[WHAT IS ASKED]
From the entries that follow, list every line in which the string "pertumbuhan" appears.

--- begin GIVEN INFORMATION ---

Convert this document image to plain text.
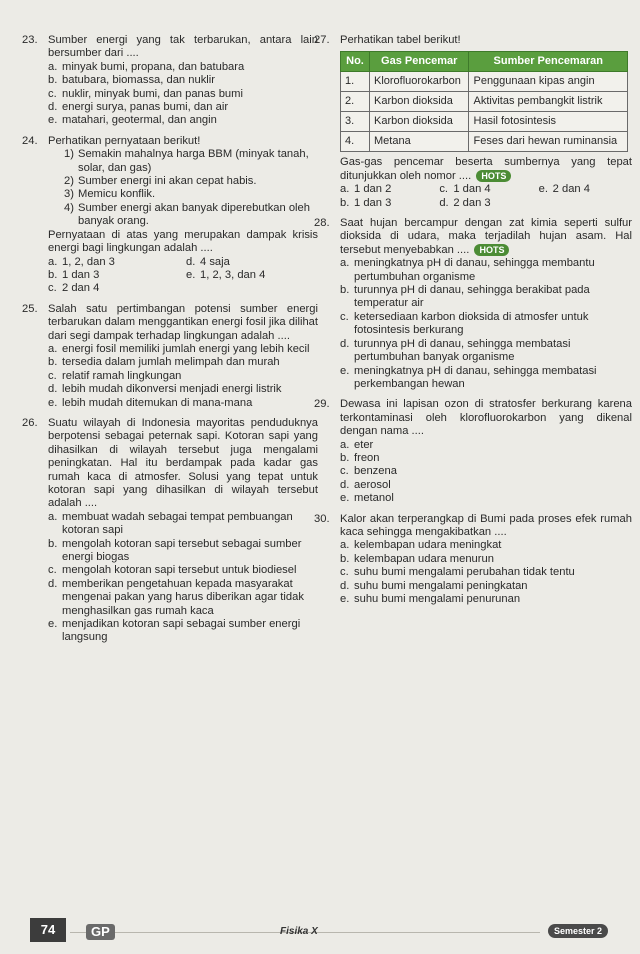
23. Sumber energi yang tak terbarukan, antara lain bersumber dari ....
a. minyak bumi, propana, dan batubara
b. batubara, biomassa, dan nuklir
c. nuklir, minyak bumi, dan panas bumi
d. energi surya, panas bumi, dan air
e. matahari, geotermal, dan angin
24. Perhatikan pernyataan berikut!
1) Semakin mahalnya harga BBM (minyak tanah, solar, dan gas)
2) Sumber energi ini akan cepat habis.
3) Memicu konflik.
4) Sumber energi akan banyak diperebutkan oleh banyak orang.
Pernyataan di atas yang merupakan dampak krisis energi bagi lingkungan adalah ....
a. 1, 2, dan 3	d. 4 saja
b. 1 dan 3	e. 1, 2, 3, dan 4
c. 2 dan 4
25. Salah satu pertimbangan potensi sumber energi terbarukan dalam menggantikan energi fosil jika dilihat dari segi dampak terhadap lingkungan adalah ....
a. energi fosil memiliki jumlah energi yang lebih kecil
b. tersedia dalam jumlah melimpah dan murah
c. relatif ramah lingkungan
d. lebih mudah dikonversi menjadi energi listrik
e. lebih mudah ditemukan di mana-mana
26. Suatu wilayah di Indonesia mayoritas penduduknya berpotensi sebagai peternak sapi. Kotoran sapi yang dihasilkan di wilayah tersebut juga mengalami peningkatan. Hal itu berdampak pada kadar gas rumah kaca di atmosfer. Solusi yang tepat untuk kotoran sapi yang dihasilkan di wilayah tersebut adalah ....
a. membuat wadah sebagai tempat pembuangan kotoran sapi
b. mengolah kotoran sapi tersebut sebagai sumber energi biogas
c. mengolah kotoran sapi tersebut untuk biodiesel
d. memberikan pengetahuan kepada masyarakat mengenai pakan yang harus diberikan agar tidak menghasilkan gas rumah kaca
e. menjadikan kotoran sapi sebagai sumber energi langsung
27. Perhatikan tabel berikut!
No.	Gas Pencemar	Sumber Pencemaran
1.	Klorofluorokarbon	Penggunaan kipas angin
2.	Karbon dioksida	Aktivitas pembangkit listrik
3.	Karbon dioksida	Hasil fotosintesis
4.	Metana	Feses dari hewan ruminansia
Gas-gas pencemar beserta sumbernya yang tepat ditunjukkan oleh nomor .... HOTS
a. 1 dan 2	c. 1 dan 4	e. 2 dan 4
b. 1 dan 3	d. 2 dan 3
28. Saat hujan bercampur dengan zat kimia seperti sulfur dioksida di udara, maka terjadilah hujan asam. Hal tersebut menyebabkan .... HOTS
a. meningkatnya pH di danau, sehingga membantu pertumbuhan organisme
b. turunnya pH di danau, sehingga berakibat pada temperatur air
c. ketersediaan karbon dioksida di atmosfer untuk fotosintesis berkurang
d. turunnya pH di danau, sehingga membatasi pertumbuhan banyak organisme
e. meningkatnya pH di danau, sehingga membatasi perkembangan hewan
29. Dewasa ini lapisan ozon di stratosfer berkurang karena terkontaminasi oleh klorofluorokarbon yang dikenal dengan nama ....
a. eter
b. freon
c. benzena
d. aerosol
e. metanol
30. Kalor akan terperangkap di Bumi pada proses efek rumah kaca sehingga mengakibatkan ....
a. kelembapan udara meningkat
b. kelembapan udara menurun
c. suhu bumi mengalami perubahan tidak tentu
d. suhu bumi mengalami peningkatan
e. suhu bumi mengalami penurunan
74	GP	Fisika X	Semester 2
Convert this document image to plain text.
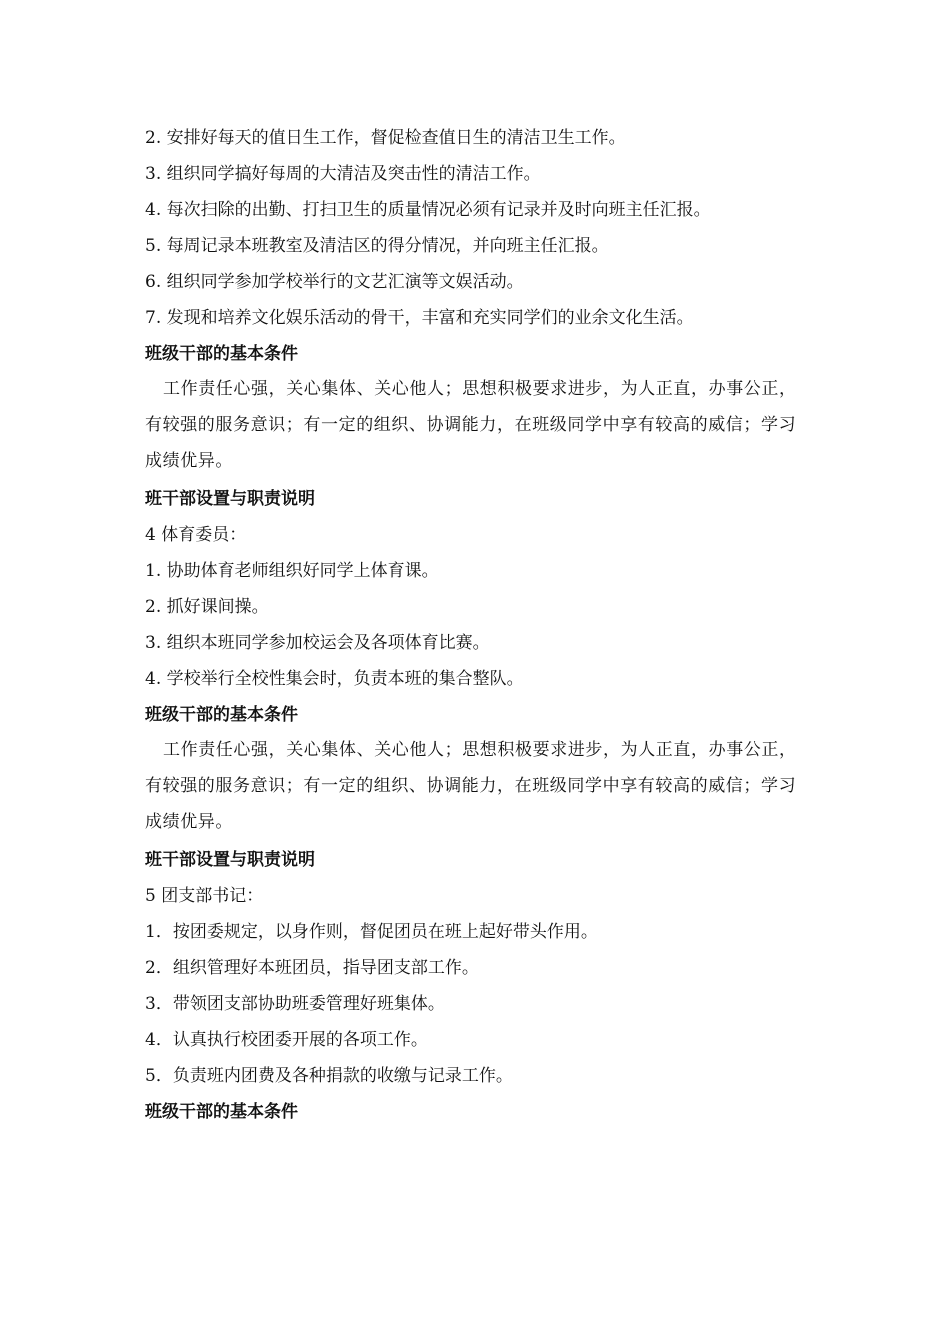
2. 安排好每天的值日生工作，督促检查值日生的清洁卫生工作。
3. 组织同学搞好每周的大清洁及突击性的清洁工作。
4. 每次扫除的出勤、打扫卫生的质量情况必须有记录并及时向班主任汇报。
5. 每周记录本班教室及清洁区的得分情况，并向班主任汇报。
6. 组织同学参加学校举行的文艺汇演等文娱活动。
7. 发现和培养文化娱乐活动的骨干，丰富和充实同学们的业余文化生活。
班级干部的基本条件
工作责任心强，关心集体、关心他人；思想积极要求进步，为人正直，办事公正，有较强的服务意识；有一定的组织、协调能力，在班级同学中享有较高的威信；学习成绩优异。
班干部设置与职责说明
4 体育委员：
1. 协助体育老师组织好同学上体育课。
2. 抓好课间操。
3. 组织本班同学参加校运会及各项体育比赛。
4. 学校举行全校性集会时，负责本班的集合整队。
班级干部的基本条件
工作责任心强，关心集体、关心他人；思想积极要求进步，为人正直，办事公正，有较强的服务意识；有一定的组织、协调能力，在班级同学中享有较高的威信；学习成绩优异。
班干部设置与职责说明
5 团支部书记：
1．按团委规定，以身作则，督促团员在班上起好带头作用。
2．组织管理好本班团员，指导团支部工作。
3．带领团支部协助班委管理好班集体。
4．认真执行校团委开展的各项工作。
5．负责班内团费及各种捐款的收缴与记录工作。
班级干部的基本条件
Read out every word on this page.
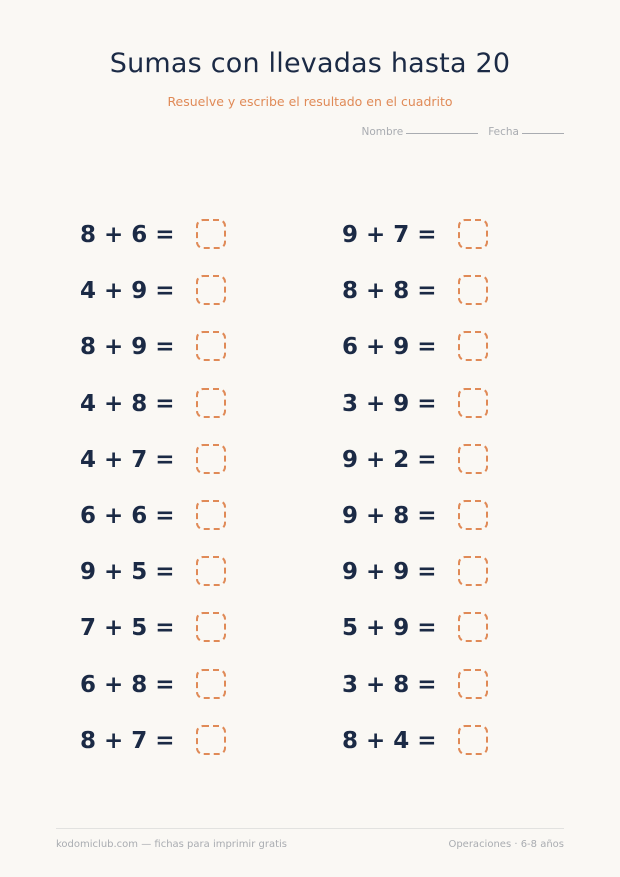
Sumas con llevadas hasta 20
Resuelve y escribe el resultado en el cuadrito
Nombre	Fecha
8 + 6 =
4 + 9 =
8 + 9 =
4 + 8 =
4 + 7 =
6 + 6 =
9 + 5 =
7 + 5 =
6 + 8 =
8 + 7 =
9 + 7 =
8 + 8 =
6 + 9 =
3 + 9 =
9 + 2 =
9 + 8 =
9 + 9 =
5 + 9 =
3 + 8 =
8 + 4 =
kodomiclub.com — fichas para imprimir gratis	Operaciones · 6-8 años
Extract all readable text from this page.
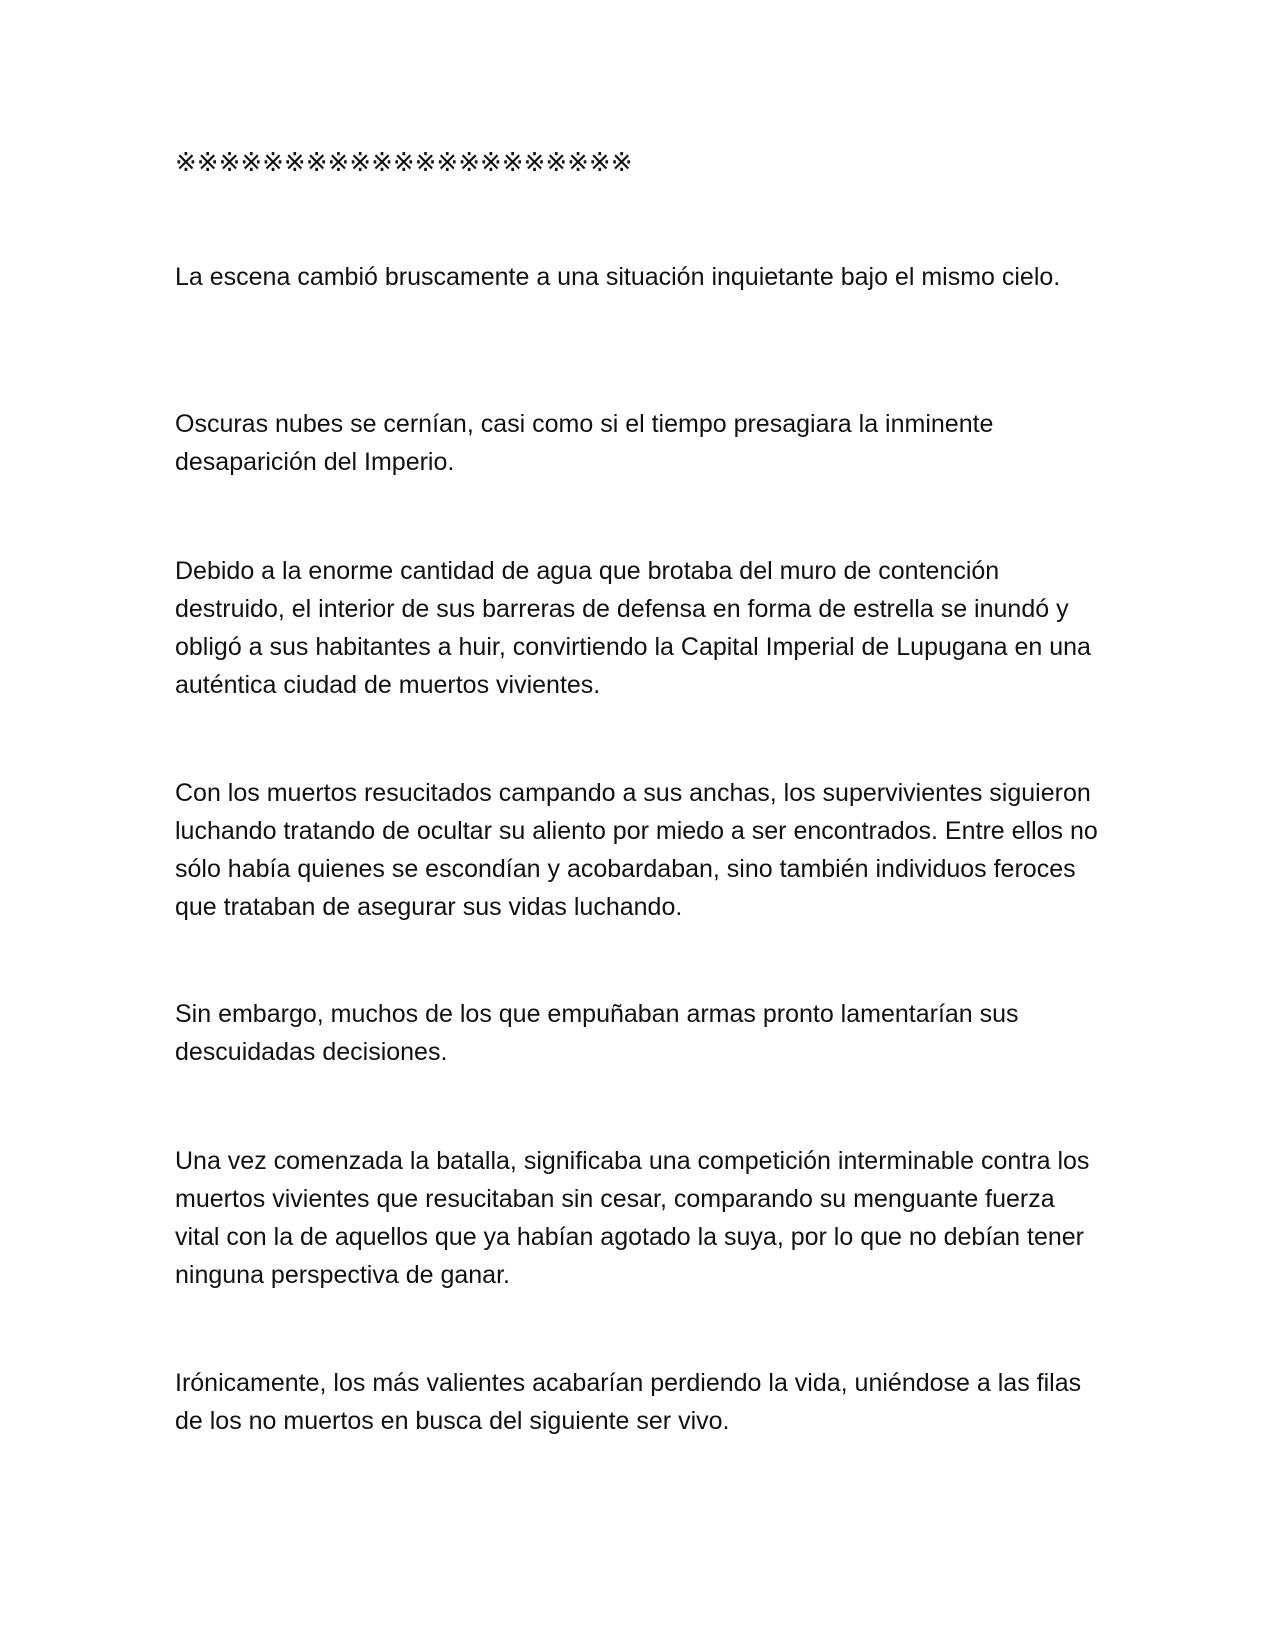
※※※※※※※※※※※※※※※※※※※※※

La escena cambió bruscamente a una situación inquietante bajo el mismo cielo.

Oscuras nubes se cernían, casi como si el tiempo presagiara la inminente desaparición del Imperio.

Debido a la enorme cantidad de agua que brotaba del muro de contención destruido, el interior de sus barreras de defensa en forma de estrella se inundó y obligó a sus habitantes a huir, convirtiendo la Capital Imperial de Lupugana en una auténtica ciudad de muertos vivientes.

Con los muertos resucitados campando a sus anchas, los supervivientes siguieron luchando tratando de ocultar su aliento por miedo a ser encontrados. Entre ellos no sólo había quienes se escondían y acobardaban, sino también individuos feroces que trataban de asegurar sus vidas luchando.

Sin embargo, muchos de los que empuñaban armas pronto lamentarían sus descuidadas decisiones.

Una vez comenzada la batalla, significaba una competición interminable contra los muertos vivientes que resucitaban sin cesar, comparando su menguante fuerza vital con la de aquellos que ya habían agotado la suya, por lo que no debían tener ninguna perspectiva de ganar.

Irónicamente, los más valientes acabarían perdiendo la vida, uniéndose a las filas de los no muertos en busca del siguiente ser vivo.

--- end GIVEN INFORMATION ---

[RESPONSE TO THIS EXERCISE]
a. meningkatnya pH di danau, sehingga membantu pertumbuhan organisme
d. turunnya pH di danau, sehingga membatasi pertumbuhan banyak organisme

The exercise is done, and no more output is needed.